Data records
---------------

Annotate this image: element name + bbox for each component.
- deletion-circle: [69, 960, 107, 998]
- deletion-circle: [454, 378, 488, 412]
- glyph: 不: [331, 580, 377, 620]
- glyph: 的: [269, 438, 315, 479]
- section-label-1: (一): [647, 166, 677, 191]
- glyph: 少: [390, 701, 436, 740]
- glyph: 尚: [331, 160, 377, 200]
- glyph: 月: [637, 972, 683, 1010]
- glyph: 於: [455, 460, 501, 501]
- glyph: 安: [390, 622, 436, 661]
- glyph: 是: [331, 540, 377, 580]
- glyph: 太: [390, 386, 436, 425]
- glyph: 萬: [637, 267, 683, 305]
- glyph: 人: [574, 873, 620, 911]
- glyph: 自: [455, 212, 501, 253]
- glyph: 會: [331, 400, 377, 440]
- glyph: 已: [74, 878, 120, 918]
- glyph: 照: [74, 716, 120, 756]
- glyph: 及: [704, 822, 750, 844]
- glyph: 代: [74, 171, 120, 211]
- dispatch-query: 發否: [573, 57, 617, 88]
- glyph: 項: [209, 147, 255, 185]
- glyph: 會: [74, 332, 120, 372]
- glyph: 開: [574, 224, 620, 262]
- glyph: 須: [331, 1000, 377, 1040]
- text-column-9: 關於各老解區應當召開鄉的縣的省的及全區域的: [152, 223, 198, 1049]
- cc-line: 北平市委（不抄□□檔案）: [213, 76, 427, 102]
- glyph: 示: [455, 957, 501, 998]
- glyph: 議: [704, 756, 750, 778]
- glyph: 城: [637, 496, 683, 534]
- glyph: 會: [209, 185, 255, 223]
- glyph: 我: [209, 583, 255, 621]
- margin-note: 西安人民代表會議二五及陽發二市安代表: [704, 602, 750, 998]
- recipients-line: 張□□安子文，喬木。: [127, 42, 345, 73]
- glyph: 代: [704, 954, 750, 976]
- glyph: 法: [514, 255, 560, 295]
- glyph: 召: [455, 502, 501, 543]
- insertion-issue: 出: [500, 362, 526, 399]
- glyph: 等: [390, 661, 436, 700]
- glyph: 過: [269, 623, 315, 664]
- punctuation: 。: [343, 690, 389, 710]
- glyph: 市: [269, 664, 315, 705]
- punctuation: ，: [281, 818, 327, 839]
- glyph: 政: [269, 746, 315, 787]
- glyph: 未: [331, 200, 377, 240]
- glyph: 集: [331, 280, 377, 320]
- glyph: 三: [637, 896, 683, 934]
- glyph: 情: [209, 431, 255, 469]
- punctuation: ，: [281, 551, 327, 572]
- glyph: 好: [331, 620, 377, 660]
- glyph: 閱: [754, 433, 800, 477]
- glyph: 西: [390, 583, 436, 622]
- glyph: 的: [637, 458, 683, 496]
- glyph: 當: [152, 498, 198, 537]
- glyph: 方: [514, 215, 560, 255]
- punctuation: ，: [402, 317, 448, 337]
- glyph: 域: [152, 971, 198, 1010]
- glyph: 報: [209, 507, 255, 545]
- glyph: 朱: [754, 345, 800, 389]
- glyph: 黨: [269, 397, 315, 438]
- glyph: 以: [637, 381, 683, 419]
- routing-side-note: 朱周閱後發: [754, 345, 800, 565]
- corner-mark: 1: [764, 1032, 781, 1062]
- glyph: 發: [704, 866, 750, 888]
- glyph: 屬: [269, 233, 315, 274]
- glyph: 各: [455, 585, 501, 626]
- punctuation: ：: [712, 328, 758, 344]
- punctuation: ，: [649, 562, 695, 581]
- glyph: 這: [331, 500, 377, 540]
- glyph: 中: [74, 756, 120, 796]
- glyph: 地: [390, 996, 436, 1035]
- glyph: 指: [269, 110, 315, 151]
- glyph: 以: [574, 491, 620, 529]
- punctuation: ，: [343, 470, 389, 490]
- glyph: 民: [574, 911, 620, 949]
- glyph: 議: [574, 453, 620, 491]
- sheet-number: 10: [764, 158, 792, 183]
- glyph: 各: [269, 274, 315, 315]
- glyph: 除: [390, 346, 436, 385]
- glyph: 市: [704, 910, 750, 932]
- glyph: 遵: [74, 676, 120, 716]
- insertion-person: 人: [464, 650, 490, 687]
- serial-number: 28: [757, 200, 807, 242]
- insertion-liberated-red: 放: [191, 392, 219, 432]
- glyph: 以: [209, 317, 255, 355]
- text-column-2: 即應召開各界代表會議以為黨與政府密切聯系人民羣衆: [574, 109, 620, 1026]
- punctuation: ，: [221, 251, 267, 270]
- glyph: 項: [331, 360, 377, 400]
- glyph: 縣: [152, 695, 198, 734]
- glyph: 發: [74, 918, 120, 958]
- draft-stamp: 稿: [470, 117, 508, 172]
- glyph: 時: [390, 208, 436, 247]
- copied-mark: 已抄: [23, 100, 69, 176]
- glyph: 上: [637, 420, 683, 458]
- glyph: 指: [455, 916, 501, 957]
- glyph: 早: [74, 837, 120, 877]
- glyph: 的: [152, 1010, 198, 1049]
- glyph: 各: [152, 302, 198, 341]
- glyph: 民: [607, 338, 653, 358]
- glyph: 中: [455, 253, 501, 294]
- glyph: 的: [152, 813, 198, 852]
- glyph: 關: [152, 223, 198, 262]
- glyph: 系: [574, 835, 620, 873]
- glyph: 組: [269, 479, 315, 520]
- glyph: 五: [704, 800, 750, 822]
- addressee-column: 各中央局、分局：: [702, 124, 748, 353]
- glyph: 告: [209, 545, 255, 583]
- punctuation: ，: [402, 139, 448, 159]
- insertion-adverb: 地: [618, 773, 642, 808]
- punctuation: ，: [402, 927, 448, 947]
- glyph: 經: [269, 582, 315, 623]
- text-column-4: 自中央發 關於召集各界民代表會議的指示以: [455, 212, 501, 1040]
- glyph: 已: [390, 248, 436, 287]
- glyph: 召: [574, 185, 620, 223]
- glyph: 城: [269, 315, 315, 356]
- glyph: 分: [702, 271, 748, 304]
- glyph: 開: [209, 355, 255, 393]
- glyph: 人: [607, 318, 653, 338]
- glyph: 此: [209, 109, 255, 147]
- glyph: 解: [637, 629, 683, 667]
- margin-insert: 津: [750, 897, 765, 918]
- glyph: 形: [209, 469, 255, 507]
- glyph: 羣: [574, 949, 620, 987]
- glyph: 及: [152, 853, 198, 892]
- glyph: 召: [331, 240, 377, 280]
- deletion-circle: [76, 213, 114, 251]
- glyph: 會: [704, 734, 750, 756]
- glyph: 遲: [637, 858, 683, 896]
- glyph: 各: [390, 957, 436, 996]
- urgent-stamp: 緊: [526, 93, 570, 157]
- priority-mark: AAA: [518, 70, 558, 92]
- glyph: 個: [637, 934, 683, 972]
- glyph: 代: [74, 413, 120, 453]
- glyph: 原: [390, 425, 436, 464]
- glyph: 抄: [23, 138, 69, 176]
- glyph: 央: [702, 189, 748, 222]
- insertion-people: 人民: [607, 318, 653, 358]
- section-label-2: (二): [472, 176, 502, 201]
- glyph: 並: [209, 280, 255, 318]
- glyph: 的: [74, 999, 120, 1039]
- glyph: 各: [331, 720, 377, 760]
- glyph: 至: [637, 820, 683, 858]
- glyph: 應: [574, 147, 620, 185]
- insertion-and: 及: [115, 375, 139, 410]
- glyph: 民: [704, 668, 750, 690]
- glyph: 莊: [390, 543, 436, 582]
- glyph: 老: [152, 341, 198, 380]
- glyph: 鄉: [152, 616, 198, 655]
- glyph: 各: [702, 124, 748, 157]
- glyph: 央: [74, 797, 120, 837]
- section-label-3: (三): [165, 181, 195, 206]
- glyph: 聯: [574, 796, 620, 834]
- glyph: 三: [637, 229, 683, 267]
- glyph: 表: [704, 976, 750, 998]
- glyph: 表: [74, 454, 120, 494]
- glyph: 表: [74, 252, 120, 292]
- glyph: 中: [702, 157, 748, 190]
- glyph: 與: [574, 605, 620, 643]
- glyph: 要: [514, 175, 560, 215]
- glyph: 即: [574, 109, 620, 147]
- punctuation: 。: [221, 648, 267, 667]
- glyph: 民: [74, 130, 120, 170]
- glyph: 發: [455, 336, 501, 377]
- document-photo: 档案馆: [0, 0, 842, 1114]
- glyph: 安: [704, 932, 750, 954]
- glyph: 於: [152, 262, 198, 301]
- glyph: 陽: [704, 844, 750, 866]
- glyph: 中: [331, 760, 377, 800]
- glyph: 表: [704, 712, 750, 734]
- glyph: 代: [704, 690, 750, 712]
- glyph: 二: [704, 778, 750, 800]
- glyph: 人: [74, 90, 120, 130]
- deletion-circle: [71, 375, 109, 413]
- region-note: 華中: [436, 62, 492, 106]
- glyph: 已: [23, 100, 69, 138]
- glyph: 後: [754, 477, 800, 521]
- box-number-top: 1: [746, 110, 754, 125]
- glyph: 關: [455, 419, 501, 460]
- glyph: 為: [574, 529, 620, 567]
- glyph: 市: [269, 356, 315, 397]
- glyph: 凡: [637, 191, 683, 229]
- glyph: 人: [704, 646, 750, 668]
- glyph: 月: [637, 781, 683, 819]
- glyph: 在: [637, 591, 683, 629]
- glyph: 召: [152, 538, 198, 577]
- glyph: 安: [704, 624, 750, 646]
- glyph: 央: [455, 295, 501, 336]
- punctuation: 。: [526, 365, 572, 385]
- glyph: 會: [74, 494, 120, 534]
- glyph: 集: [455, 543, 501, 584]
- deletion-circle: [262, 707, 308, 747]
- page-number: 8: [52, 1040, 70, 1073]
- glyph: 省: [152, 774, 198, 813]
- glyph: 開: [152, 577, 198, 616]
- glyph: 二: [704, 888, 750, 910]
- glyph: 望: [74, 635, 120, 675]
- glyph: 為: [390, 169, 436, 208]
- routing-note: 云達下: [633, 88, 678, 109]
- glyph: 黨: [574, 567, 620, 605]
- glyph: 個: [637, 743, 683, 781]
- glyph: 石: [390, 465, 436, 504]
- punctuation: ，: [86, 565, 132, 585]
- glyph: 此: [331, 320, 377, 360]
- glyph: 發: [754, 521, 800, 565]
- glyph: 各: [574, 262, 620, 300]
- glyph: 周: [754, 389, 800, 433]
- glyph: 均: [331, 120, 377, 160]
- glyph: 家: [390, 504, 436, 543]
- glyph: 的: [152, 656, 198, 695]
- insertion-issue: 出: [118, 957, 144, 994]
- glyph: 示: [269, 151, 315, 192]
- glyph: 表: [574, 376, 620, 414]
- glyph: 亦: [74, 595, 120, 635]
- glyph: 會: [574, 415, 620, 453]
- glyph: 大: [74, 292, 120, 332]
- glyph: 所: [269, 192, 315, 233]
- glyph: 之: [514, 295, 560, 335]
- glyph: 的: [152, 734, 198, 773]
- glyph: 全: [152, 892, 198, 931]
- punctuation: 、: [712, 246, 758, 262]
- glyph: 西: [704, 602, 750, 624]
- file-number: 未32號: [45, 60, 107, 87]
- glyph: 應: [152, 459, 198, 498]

---------------

Can you copy, without any changes, every line from the first one through the line containing "- glyph: 情: [209, 431, 255, 469]", with both of those lines included?

COMPLETE OUTPUT >>
Annotate this image: element name + bbox for each component.
- deletion-circle: [69, 960, 107, 998]
- deletion-circle: [454, 378, 488, 412]
- glyph: 不: [331, 580, 377, 620]
- glyph: 的: [269, 438, 315, 479]
- section-label-1: (一): [647, 166, 677, 191]
- glyph: 少: [390, 701, 436, 740]
- glyph: 尚: [331, 160, 377, 200]
- glyph: 月: [637, 972, 683, 1010]
- glyph: 於: [455, 460, 501, 501]
- glyph: 安: [390, 622, 436, 661]
- glyph: 是: [331, 540, 377, 580]
- glyph: 太: [390, 386, 436, 425]
- glyph: 萬: [637, 267, 683, 305]
- glyph: 人: [574, 873, 620, 911]
- glyph: 自: [455, 212, 501, 253]
- glyph: 會: [331, 400, 377, 440]
- glyph: 已: [74, 878, 120, 918]
- glyph: 照: [74, 716, 120, 756]
- glyph: 及: [704, 822, 750, 844]
- glyph: 代: [74, 171, 120, 211]
- dispatch-query: 發否: [573, 57, 617, 88]
- glyph: 項: [209, 147, 255, 185]
- glyph: 會: [74, 332, 120, 372]
- glyph: 開: [574, 224, 620, 262]
- glyph: 須: [331, 1000, 377, 1040]
- text-column-9: 關於各老解區應當召開鄉的縣的省的及全區域的: [152, 223, 198, 1049]
- cc-line: 北平市委（不抄□□檔案）: [213, 76, 427, 102]
- glyph: 示: [455, 957, 501, 998]
- glyph: 議: [704, 756, 750, 778]
- glyph: 城: [637, 496, 683, 534]
- glyph: 會: [209, 185, 255, 223]
- glyph: 我: [209, 583, 255, 621]
- margin-note: 西安人民代表會議二五及陽發二市安代表: [704, 602, 750, 998]
- recipients-line: 張□□安子文，喬木。: [127, 42, 345, 73]
- glyph: 代: [704, 954, 750, 976]
- glyph: 法: [514, 255, 560, 295]
- glyph: 召: [455, 502, 501, 543]
- insertion-issue: 出: [500, 362, 526, 399]
- glyph: 等: [390, 661, 436, 700]
- glyph: 過: [269, 623, 315, 664]
- punctuation: 。: [343, 690, 389, 710]
- glyph: 市: [269, 664, 315, 705]
- punctuation: ，: [281, 818, 327, 839]
- glyph: 政: [269, 746, 315, 787]
- glyph: 未: [331, 200, 377, 240]
- glyph: 集: [331, 280, 377, 320]
- glyph: 三: [637, 896, 683, 934]
- glyph: 情: [209, 431, 255, 469]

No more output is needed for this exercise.